**What needs to be done:** Without the pictures, copy the entries below word for word.

Chart and figure data:
========

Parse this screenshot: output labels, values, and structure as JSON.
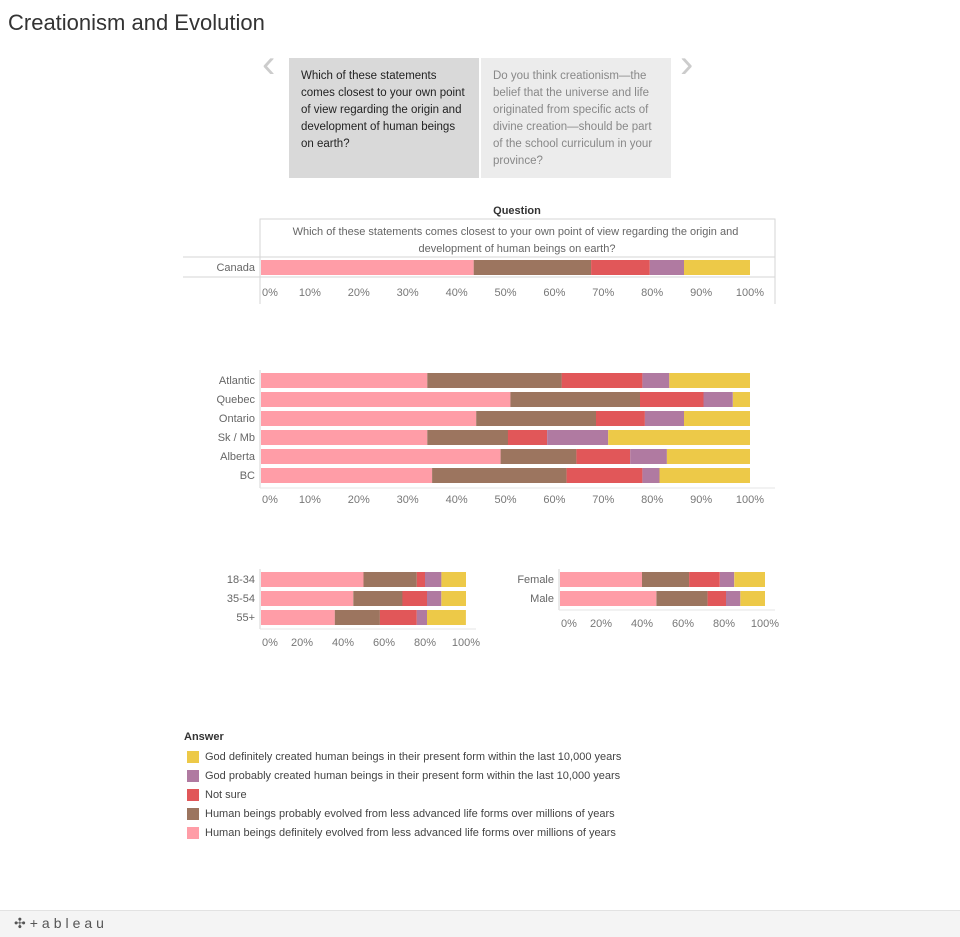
{
  "page": {
    "title": "Creationism and Evolution"
  },
  "story": {
    "prev_icon": "chevron-left-icon",
    "next_icon": "chevron-right-icon",
    "cards": [
      {
        "text": "Which of these statements comes closest to your own point of view regarding the origin and development of human beings on earth?"
      },
      {
        "text": "Do you think creationism—the belief that the universe and life originated from specific acts of divine creation—should be part of the school curriculum in your province?"
      }
    ]
  },
  "brand": {
    "logo_text": "+ableau",
    "logo_icon": "tableau-cross-icon"
  },
  "chart_data": [
    {
      "type": "bar",
      "stacked": true,
      "orientation": "horizontal",
      "header": "Question",
      "column_label": "Which of these statements comes closest to your own point of view regarding the origin and development of human beings on earth?",
      "categories": [
        "Canada"
      ],
      "series": [
        {
          "name": "Human beings definitely evolved from less advanced life forms over millions of years",
          "values": [
            43.5
          ]
        },
        {
          "name": "Human beings probably evolved from less advanced life forms over millions of years",
          "values": [
            24
          ]
        },
        {
          "name": "Not sure",
          "values": [
            12
          ]
        },
        {
          "name": "God probably created human beings in their present form within the last 10,000 years",
          "values": [
            7
          ]
        },
        {
          "name": "God definitely created human beings in their present form within the last 10,000 years",
          "values": [
            13.5
          ]
        }
      ],
      "xlim": [
        0,
        100
      ],
      "ticks": [
        "0%",
        "10%",
        "20%",
        "30%",
        "40%",
        "50%",
        "60%",
        "70%",
        "80%",
        "90%",
        "100%"
      ]
    },
    {
      "type": "bar",
      "stacked": true,
      "orientation": "horizontal",
      "categories": [
        "Atlantic",
        "Quebec",
        "Ontario",
        "Sk / Mb",
        "Alberta",
        "BC"
      ],
      "series": [
        {
          "name": "Human beings definitely evolved from less advanced life forms over millions of years",
          "values": [
            34,
            51,
            44,
            34,
            49,
            35
          ]
        },
        {
          "name": "Human beings probably evolved from less advanced life forms over millions of years",
          "values": [
            27.5,
            26.5,
            24.5,
            16.5,
            15.5,
            27.5
          ]
        },
        {
          "name": "Not sure",
          "values": [
            16.5,
            13,
            10,
            8,
            11,
            15.5
          ]
        },
        {
          "name": "God probably created human beings in their present form within the last 10,000 years",
          "values": [
            5.5,
            6,
            8,
            12.5,
            7.5,
            3.5
          ]
        },
        {
          "name": "God definitely created human beings in their present form within the last 10,000 years",
          "values": [
            16.5,
            3.5,
            13.5,
            29,
            17,
            18.5
          ]
        }
      ],
      "xlim": [
        0,
        100
      ],
      "ticks": [
        "0%",
        "10%",
        "20%",
        "30%",
        "40%",
        "50%",
        "60%",
        "70%",
        "80%",
        "90%",
        "100%"
      ]
    },
    {
      "type": "bar",
      "stacked": true,
      "orientation": "horizontal",
      "categories": [
        "18-34",
        "35-54",
        "55+"
      ],
      "series": [
        {
          "name": "Human beings definitely evolved from less advanced life forms over millions of years",
          "values": [
            50,
            45,
            36
          ]
        },
        {
          "name": "Human beings probably evolved from less advanced life forms over millions of years",
          "values": [
            26,
            24,
            22
          ]
        },
        {
          "name": "Not sure",
          "values": [
            4,
            12,
            18
          ]
        },
        {
          "name": "God probably created human beings in their present form within the last 10,000 years",
          "values": [
            8,
            7,
            5
          ]
        },
        {
          "name": "God definitely created human beings in their present form within the last 10,000 years",
          "values": [
            12,
            12,
            19
          ]
        }
      ],
      "xlim": [
        0,
        100
      ],
      "ticks": [
        "0%",
        "20%",
        "40%",
        "60%",
        "80%",
        "100%"
      ]
    },
    {
      "type": "bar",
      "stacked": true,
      "orientation": "horizontal",
      "categories": [
        "Female",
        "Male"
      ],
      "series": [
        {
          "name": "Human beings definitely evolved from less advanced life forms over millions of years",
          "values": [
            40,
            47
          ]
        },
        {
          "name": "Human beings probably evolved from less advanced life forms over millions of years",
          "values": [
            23,
            25
          ]
        },
        {
          "name": "Not sure",
          "values": [
            15,
            9
          ]
        },
        {
          "name": "God probably created human beings in their present form within the last 10,000 years",
          "values": [
            7,
            7
          ]
        },
        {
          "name": "God definitely created human beings in their present form within the last 10,000 years",
          "values": [
            15,
            12
          ]
        }
      ],
      "xlim": [
        0,
        100
      ],
      "ticks": [
        "0%",
        "20%",
        "40%",
        "60%",
        "80%",
        "100%"
      ]
    }
  ],
  "legend": {
    "title": "Answer",
    "items": [
      {
        "label": "God definitely created human beings in their present form within the last 10,000 years",
        "color": "#edc948"
      },
      {
        "label": "God probably created human beings in their present form within the last 10,000 years",
        "color": "#b07aa1"
      },
      {
        "label": "Not sure",
        "color": "#e15759"
      },
      {
        "label": "Human beings probably evolved from less advanced life forms over millions of years",
        "color": "#9c755f"
      },
      {
        "label": "Human beings definitely evolved from less advanced life forms over millions of years",
        "color": "#ff9da7"
      }
    ]
  },
  "series_colors": [
    "#ff9da7",
    "#9c755f",
    "#e15759",
    "#b07aa1",
    "#edc948"
  ]
}
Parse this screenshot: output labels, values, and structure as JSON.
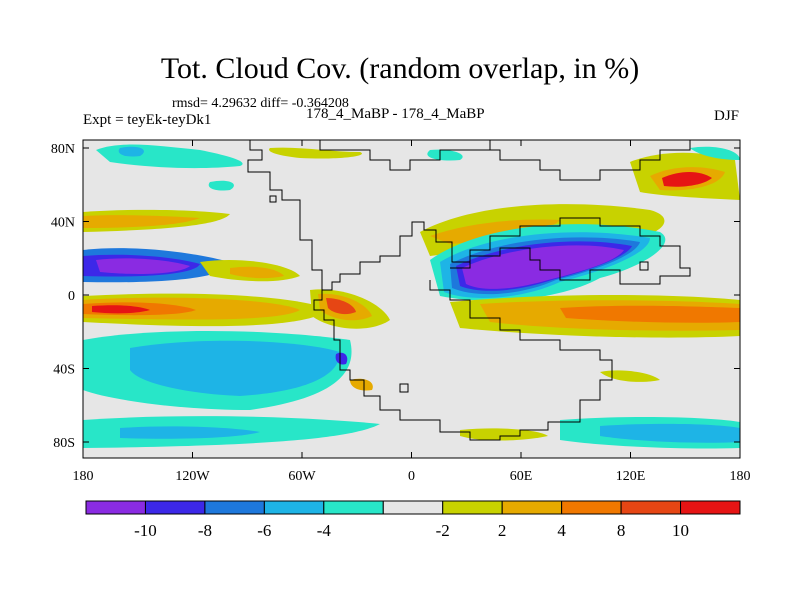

========

**Answer to this task:**
Parse this screenshot: output labels, values, and structure as JSON.
{
  "page": {
    "title": "Creationism and Evolution"
  },
  "story": {
    "prev_icon": "chevron-left-icon",
    "next_icon": "chevron-right-icon",
    "cards": [
      {
        "text": "Which of these statements comes closest to your own point of view regarding the origin and development of human beings on earth?"
      },
      {
        "text": "Do you think creationism—the belief that the universe and life originated from specific acts of divine creation—should be part of the school curriculum in your province?"
      }
    ]
  },
  "brand": {
    "logo_text": "+ableau",
    "logo_icon": "tableau-cross-icon"
  },
  "chart_data": [
    {
      "type": "bar",
      "stacked": true,
      "orientation": "horizontal",
      "header": "Question",
      "column_label": "Which of these statements comes closest to your own point of view regarding the origin and development of human beings on earth?",
      "categories": [
        "Canada"
      ],
      "series": [
        {
          "name": "Human beings definitely evolved from less advanced life forms over millions of years",
          "values": [
            43.5
          ]
        },
        {
          "name": "Human beings probably evolved from less advanced life forms over millions of years",
          "values": [
            24
          ]
        },
        {
          "name": "Not sure",
          "values": [
            12
          ]
        },
        {
          "name": "God probably created human beings in their present form within the last 10,000 years",
          "values": [
            7
          ]
        },
        {
          "name": "God definitely created human beings in their present form within the last 10,000 years",
          "values": [
            13.5
          ]
        }
      ],
      "xlim": [
        0,
        100
      ],
      "ticks": [
        "0%",
        "10%",
        "20%",
        "30%",
        "40%",
        "50%",
        "60%",
        "70%",
        "80%",
        "90%",
        "100%"
      ]
    },
    {
      "type": "bar",
      "stacked": true,
      "orientation": "horizontal",
      "categories": [
        "Atlantic",
        "Quebec",
        "Ontario",
        "Sk / Mb",
        "Alberta",
        "BC"
      ],
      "series": [
        {
          "name": "Human beings definitely evolved from less advanced life forms over millions of years",
          "values": [
            34,
            51,
            44,
            34,
            49,
            35
          ]
        },
        {
          "name": "Human beings probably evolved from less advanced life forms over millions of years",
          "values": [
            27.5,
            26.5,
            24.5,
            16.5,
            15.5,
            27.5
          ]
        },
        {
          "name": "Not sure",
          "values": [
            16.5,
            13,
            10,
            8,
            11,
            15.5
          ]
        },
        {
          "name": "God probably created human beings in their present form within the last 10,000 years",
          "values": [
            5.5,
            6,
            8,
            12.5,
            7.5,
            3.5
          ]
        },
        {
          "name": "God definitely created human beings in their present form within the last 10,000 years",
          "values": [
            16.5,
            3.5,
            13.5,
            29,
            17,
            18.5
          ]
        }
      ],
      "xlim": [
        0,
        100
      ],
      "ticks": [
        "0%",
        "10%",
        "20%",
        "30%",
        "40%",
        "50%",
        "60%",
        "70%",
        "80%",
        "90%",
        "100%"
      ]
    },
    {
      "type": "bar",
      "stacked": true,
      "orientation": "horizontal",
      "categories": [
        "18-34",
        "35-54",
        "55+"
      ],
      "series": [
        {
          "name": "Human beings definitely evolved from less advanced life forms over millions of years",
          "values": [
            50,
            45,
            36
          ]
        },
        {
          "name": "Human beings probably evolved from less advanced life forms over millions of years",
          "values": [
            26,
            24,
            22
          ]
        },
        {
          "name": "Not sure",
          "values": [
            4,
            12,
            18
          ]
        },
        {
          "name": "God probably created human beings in their present form within the last 10,000 years",
          "values": [
            8,
            7,
            5
          ]
        },
        {
          "name": "God definitely created human beings in their present form within the last 10,000 years",
          "values": [
            12,
            12,
            19
          ]
        }
      ],
      "xlim": [
        0,
        100
      ],
      "ticks": [
        "0%",
        "20%",
        "40%",
        "60%",
        "80%",
        "100%"
      ]
    },
    {
      "type": "bar",
      "stacked": true,
      "orientation": "horizontal",
      "categories": [
        "Female",
        "Male"
      ],
      "series": [
        {
          "name": "Human beings definitely evolved from less advanced life forms over millions of years",
          "values": [
            40,
            47
          ]
        },
        {
          "name": "Human beings probably evolved from less advanced life forms over millions of years",
          "values": [
            23,
            25
          ]
        },
        {
          "name": "Not sure",
          "values": [
            15,
            9
          ]
        },
        {
          "name": "God probably created human beings in their present form within the last 10,000 years",
          "values": [
            7,
            7
          ]
        },
        {
          "name": "God definitely created human beings in their present form within the last 10,000 years",
          "values": [
            15,
            12
          ]
        }
      ],
      "xlim": [
        0,
        100
      ],
      "ticks": [
        "0%",
        "20%",
        "40%",
        "60%",
        "80%",
        "100%"
      ]
    }
  ],
  "legend": {
    "title": "Answer",
    "items": [
      {
        "label": "God definitely created human beings in their present form within the last 10,000 years",
        "color": "#edc948"
      },
      {
        "label": "God probably created human beings in their present form within the last 10,000 years",
        "color": "#b07aa1"
      },
      {
        "label": "Not sure",
        "color": "#e15759"
      },
      {
        "label": "Human beings probably evolved from less advanced life forms over millions of years",
        "color": "#9c755f"
      },
      {
        "label": "Human beings definitely evolved from less advanced life forms over millions of years",
        "color": "#ff9da7"
      }
    ]
  },
  "series_colors": [
    "#ff9da7",
    "#9c755f",
    "#e15759",
    "#b07aa1",
    "#edc948"
  ]
}
Parse this screenshot: output labels, values, and structure as JSON.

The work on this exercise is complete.